[Start of Extracted information]

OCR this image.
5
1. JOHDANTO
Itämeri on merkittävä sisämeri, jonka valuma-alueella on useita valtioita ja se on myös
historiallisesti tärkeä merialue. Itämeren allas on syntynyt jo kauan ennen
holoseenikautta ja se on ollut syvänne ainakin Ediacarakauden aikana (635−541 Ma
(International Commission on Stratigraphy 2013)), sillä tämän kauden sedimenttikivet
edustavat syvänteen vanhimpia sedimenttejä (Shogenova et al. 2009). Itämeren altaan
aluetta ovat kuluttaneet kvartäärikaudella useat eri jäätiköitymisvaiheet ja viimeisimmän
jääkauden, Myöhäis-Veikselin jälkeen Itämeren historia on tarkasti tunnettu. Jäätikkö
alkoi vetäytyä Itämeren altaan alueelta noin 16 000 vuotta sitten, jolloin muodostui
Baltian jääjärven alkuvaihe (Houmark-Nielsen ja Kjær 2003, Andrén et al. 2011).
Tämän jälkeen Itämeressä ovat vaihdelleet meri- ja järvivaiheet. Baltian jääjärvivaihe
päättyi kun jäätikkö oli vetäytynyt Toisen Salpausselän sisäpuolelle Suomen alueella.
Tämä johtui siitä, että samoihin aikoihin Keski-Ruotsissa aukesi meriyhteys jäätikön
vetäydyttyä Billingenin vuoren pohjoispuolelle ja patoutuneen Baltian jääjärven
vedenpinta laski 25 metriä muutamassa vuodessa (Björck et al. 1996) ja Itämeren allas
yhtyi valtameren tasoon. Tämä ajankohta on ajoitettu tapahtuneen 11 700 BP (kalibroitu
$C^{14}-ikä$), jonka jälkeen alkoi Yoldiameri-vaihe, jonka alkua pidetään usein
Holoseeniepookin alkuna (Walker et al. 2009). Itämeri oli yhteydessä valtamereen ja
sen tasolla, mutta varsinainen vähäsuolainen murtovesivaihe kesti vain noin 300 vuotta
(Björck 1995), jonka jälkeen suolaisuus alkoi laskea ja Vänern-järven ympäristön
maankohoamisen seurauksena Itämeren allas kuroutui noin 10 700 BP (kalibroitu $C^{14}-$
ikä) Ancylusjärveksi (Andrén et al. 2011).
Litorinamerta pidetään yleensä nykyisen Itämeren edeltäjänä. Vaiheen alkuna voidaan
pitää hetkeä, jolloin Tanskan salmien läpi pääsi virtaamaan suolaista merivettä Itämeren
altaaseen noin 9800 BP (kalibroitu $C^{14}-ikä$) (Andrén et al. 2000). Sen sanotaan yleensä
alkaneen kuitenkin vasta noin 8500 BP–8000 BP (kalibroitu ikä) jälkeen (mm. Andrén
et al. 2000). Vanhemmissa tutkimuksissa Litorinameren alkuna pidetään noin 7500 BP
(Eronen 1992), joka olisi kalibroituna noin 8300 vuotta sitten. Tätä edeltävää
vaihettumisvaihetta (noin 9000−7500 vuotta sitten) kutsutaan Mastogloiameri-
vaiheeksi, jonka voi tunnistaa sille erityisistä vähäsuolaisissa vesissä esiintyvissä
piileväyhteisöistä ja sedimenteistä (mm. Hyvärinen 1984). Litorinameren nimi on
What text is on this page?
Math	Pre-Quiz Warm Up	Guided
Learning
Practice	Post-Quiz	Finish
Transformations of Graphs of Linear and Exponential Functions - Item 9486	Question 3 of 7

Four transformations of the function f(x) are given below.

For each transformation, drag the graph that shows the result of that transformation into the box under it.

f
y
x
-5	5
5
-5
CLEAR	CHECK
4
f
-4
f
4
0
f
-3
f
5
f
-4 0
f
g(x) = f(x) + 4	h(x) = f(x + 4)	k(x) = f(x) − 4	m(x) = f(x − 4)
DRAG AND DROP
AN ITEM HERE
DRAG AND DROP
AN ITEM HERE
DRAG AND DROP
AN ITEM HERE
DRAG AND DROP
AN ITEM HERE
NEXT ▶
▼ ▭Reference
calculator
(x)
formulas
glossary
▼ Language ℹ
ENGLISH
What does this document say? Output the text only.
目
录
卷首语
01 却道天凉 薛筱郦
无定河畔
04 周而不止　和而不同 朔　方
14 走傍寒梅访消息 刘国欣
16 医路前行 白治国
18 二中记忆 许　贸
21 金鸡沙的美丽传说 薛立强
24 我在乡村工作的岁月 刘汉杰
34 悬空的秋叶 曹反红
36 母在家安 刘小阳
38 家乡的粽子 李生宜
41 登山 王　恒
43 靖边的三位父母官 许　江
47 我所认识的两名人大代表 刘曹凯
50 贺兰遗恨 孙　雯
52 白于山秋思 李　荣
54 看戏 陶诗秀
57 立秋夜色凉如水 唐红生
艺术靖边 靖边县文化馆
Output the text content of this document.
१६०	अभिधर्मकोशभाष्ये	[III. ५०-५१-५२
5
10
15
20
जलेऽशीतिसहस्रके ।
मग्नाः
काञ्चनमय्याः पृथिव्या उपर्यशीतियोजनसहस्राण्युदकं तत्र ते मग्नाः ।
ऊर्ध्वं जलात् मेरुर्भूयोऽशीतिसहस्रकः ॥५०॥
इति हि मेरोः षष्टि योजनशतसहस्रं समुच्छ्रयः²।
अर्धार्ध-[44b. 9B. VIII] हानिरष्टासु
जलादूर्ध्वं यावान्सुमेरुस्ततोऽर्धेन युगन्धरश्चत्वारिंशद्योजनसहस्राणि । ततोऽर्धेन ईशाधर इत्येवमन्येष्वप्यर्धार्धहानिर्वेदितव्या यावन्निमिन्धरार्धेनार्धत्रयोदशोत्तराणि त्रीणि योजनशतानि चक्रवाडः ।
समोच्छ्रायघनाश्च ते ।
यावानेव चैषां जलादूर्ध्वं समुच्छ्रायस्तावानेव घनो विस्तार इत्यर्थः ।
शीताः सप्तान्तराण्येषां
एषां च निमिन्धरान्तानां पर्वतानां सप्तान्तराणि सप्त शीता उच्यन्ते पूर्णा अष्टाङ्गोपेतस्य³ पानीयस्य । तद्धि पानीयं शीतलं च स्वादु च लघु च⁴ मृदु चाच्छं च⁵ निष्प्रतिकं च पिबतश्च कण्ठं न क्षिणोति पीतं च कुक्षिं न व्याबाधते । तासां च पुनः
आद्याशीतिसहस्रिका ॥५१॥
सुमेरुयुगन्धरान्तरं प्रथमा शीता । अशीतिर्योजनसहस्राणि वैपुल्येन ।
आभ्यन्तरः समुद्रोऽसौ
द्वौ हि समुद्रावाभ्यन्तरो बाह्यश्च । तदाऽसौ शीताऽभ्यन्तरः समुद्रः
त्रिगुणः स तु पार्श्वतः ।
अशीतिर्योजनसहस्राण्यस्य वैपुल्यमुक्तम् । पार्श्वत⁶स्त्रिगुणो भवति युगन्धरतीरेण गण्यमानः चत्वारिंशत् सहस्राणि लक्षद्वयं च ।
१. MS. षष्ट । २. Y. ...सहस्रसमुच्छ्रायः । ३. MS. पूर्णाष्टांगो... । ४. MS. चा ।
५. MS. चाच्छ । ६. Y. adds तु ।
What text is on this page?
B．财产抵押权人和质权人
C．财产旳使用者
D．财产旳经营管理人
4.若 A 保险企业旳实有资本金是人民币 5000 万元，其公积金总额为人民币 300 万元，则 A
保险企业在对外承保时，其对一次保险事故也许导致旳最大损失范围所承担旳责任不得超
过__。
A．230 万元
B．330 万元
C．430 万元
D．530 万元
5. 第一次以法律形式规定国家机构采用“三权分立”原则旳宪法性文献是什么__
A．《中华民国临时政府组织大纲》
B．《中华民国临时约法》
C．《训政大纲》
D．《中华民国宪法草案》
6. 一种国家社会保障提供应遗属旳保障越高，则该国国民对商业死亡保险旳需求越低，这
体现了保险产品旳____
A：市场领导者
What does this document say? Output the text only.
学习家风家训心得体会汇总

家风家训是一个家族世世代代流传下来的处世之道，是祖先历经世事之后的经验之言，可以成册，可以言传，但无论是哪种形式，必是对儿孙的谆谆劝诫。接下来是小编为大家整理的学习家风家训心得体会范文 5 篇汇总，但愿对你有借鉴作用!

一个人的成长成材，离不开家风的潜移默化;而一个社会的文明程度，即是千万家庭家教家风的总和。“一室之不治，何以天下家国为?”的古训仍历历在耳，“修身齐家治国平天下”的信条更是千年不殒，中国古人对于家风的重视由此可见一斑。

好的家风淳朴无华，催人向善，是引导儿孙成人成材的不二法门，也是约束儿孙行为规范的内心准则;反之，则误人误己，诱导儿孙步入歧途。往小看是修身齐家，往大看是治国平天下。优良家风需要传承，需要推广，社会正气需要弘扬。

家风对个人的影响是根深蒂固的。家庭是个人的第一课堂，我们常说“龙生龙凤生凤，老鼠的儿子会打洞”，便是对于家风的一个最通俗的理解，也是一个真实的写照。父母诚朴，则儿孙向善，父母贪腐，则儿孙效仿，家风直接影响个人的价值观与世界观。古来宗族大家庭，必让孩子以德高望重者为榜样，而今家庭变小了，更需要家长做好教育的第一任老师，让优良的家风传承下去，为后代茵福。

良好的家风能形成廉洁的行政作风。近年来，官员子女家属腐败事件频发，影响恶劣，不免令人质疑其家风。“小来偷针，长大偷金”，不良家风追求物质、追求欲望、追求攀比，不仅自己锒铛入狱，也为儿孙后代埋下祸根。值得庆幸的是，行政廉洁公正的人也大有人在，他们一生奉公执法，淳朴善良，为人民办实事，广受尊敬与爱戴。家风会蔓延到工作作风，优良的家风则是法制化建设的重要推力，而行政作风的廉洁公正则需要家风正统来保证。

[End of Extracted information]

* _Stated goal_
Return each line that includes "ovat".

* _Solution_
aluetta ovat kuluttaneet kvartäärikaudella useat eri jäätiköitymisvaiheet ja viimeisimmän
Tämän jälkeen Itämeressä ovat vaihdelleet meri- ja järvivaiheet. Baltian jääjärvivaihe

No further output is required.